### PROVIDED INFORMATION
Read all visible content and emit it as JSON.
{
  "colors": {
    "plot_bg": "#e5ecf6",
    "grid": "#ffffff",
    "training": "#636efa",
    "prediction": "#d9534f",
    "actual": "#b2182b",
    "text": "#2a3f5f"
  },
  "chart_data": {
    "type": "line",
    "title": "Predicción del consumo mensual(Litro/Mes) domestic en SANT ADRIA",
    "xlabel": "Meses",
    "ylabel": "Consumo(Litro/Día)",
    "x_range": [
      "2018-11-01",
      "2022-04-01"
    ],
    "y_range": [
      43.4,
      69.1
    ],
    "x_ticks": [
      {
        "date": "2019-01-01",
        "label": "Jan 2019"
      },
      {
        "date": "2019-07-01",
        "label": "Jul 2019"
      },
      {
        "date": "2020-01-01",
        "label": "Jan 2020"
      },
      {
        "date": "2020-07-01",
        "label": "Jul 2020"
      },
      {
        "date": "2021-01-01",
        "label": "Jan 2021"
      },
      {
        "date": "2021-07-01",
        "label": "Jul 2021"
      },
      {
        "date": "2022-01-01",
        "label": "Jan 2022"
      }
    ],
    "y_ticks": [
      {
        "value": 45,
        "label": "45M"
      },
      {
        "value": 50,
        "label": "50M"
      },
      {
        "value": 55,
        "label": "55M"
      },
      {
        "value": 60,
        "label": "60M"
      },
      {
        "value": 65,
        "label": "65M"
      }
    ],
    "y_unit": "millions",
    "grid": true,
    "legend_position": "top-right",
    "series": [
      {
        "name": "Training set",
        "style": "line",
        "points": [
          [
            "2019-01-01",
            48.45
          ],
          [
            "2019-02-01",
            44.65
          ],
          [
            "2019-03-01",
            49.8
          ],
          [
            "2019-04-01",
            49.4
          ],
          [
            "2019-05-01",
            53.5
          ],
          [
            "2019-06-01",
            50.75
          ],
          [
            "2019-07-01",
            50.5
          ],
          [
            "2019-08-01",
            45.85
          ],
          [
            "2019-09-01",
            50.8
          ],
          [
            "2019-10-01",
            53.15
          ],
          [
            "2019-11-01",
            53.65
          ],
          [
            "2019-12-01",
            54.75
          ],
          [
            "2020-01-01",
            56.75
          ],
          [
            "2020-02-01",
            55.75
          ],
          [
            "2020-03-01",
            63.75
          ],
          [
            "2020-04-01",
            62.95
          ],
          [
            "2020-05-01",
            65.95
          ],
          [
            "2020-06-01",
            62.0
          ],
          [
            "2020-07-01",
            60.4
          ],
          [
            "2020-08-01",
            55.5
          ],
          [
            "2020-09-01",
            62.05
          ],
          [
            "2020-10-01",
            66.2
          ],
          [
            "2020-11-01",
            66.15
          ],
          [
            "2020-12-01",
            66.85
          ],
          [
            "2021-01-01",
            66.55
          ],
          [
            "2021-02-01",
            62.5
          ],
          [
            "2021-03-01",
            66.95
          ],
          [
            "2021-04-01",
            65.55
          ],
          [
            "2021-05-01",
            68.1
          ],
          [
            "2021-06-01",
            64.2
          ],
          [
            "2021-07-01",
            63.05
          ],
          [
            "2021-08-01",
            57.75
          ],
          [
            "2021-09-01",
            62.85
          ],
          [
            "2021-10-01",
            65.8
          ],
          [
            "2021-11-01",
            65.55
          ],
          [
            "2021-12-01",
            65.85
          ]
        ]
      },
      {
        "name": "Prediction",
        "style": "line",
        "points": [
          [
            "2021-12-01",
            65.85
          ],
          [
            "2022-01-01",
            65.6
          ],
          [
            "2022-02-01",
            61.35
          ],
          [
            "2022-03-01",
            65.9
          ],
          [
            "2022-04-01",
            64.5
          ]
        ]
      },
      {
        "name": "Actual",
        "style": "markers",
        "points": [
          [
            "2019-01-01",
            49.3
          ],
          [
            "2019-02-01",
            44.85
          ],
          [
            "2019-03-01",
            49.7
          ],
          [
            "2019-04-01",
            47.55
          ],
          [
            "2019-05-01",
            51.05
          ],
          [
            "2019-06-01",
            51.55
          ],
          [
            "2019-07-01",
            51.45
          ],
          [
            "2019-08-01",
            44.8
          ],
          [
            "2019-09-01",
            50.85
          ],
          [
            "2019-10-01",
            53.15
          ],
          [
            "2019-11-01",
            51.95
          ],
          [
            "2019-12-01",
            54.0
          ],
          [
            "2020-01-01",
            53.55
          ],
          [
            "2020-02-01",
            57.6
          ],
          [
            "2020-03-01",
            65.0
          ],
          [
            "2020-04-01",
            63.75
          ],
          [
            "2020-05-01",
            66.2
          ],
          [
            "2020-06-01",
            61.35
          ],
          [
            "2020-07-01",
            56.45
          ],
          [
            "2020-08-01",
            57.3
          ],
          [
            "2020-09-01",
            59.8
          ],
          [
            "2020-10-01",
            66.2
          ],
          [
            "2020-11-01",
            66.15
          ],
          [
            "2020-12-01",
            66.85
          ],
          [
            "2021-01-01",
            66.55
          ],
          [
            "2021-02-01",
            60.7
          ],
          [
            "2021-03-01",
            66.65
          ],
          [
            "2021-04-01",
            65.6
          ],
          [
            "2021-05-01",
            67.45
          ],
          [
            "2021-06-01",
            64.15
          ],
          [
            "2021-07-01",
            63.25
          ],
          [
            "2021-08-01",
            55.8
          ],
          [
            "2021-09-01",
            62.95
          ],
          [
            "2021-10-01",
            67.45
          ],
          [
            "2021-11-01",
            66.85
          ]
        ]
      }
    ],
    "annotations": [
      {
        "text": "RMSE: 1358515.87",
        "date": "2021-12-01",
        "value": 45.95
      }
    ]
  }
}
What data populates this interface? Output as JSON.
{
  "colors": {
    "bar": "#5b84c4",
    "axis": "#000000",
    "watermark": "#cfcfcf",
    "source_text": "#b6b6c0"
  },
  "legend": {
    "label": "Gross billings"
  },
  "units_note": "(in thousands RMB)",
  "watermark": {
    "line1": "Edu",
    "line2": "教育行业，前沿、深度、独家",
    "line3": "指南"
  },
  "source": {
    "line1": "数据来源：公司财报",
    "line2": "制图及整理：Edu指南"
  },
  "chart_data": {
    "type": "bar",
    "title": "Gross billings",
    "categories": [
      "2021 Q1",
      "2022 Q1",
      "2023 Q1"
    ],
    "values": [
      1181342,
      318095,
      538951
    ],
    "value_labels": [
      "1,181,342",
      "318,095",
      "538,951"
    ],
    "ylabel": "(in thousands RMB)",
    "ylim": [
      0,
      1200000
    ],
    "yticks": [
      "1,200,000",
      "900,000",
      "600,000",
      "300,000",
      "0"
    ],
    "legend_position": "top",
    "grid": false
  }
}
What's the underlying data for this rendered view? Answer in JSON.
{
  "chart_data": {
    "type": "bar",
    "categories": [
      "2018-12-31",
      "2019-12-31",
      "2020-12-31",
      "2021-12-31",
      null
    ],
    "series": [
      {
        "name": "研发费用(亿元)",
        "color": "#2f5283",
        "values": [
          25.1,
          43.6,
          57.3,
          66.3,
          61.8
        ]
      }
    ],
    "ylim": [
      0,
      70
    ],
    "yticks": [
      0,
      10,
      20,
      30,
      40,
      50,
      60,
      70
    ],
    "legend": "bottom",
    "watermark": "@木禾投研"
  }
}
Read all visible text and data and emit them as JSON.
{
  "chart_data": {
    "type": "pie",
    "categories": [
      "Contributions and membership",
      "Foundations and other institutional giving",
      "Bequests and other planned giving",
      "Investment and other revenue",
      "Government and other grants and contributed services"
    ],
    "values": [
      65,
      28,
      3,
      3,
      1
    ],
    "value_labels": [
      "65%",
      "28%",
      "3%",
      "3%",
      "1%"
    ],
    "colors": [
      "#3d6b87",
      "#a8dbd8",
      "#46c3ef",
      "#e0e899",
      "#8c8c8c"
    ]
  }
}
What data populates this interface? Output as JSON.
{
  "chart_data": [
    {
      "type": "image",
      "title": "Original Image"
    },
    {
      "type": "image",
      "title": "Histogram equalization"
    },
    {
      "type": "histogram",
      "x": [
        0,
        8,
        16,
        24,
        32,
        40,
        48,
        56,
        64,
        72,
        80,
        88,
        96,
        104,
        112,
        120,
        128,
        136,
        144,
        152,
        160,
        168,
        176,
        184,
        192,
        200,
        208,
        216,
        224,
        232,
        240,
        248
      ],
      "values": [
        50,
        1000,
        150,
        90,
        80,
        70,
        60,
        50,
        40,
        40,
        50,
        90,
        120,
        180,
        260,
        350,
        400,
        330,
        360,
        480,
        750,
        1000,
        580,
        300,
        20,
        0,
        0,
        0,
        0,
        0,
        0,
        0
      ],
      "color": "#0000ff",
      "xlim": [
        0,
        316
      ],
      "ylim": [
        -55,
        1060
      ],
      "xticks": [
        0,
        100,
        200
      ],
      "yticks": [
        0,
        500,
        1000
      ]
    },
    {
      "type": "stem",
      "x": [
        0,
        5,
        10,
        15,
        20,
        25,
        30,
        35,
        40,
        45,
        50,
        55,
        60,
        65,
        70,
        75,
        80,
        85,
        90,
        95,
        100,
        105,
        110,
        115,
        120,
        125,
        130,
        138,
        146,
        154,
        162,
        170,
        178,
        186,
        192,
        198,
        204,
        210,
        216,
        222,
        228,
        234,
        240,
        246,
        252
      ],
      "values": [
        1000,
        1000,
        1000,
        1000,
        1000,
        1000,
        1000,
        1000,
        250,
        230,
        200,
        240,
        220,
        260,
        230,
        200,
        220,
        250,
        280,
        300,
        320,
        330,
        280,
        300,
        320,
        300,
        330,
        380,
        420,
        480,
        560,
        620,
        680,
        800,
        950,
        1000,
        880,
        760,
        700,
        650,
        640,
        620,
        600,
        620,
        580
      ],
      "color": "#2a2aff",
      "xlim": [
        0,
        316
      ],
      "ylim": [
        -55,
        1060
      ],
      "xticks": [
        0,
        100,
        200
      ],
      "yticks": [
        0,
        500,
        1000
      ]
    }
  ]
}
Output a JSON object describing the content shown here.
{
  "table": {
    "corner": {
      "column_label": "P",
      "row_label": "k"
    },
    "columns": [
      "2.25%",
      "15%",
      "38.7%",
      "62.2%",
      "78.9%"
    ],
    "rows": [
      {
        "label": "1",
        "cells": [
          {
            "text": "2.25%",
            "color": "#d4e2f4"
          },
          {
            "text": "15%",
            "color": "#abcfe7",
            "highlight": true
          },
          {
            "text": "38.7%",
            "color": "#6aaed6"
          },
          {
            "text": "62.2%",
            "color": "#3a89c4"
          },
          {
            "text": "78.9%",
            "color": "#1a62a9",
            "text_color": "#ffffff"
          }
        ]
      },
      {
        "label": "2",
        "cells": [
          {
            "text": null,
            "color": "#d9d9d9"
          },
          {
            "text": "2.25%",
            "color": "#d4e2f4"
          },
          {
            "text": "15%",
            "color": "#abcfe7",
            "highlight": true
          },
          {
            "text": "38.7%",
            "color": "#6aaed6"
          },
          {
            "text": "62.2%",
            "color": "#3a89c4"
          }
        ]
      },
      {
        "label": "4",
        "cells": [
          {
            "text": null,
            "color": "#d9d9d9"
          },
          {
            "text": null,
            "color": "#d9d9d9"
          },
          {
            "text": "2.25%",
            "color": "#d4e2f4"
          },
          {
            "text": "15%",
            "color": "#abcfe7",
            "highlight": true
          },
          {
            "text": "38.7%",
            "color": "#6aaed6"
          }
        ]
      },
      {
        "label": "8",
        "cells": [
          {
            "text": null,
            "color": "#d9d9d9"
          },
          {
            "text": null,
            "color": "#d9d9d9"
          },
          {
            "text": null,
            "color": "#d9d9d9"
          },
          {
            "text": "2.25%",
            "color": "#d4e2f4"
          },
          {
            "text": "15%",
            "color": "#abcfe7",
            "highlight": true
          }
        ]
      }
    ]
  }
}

### DIRECTIVE
Search the entries for the word "content", then list each line that holds it.

### FINISHED EXERCISE
Read all visible content and emit it as JSON.
Output a JSON object describing the content shown here.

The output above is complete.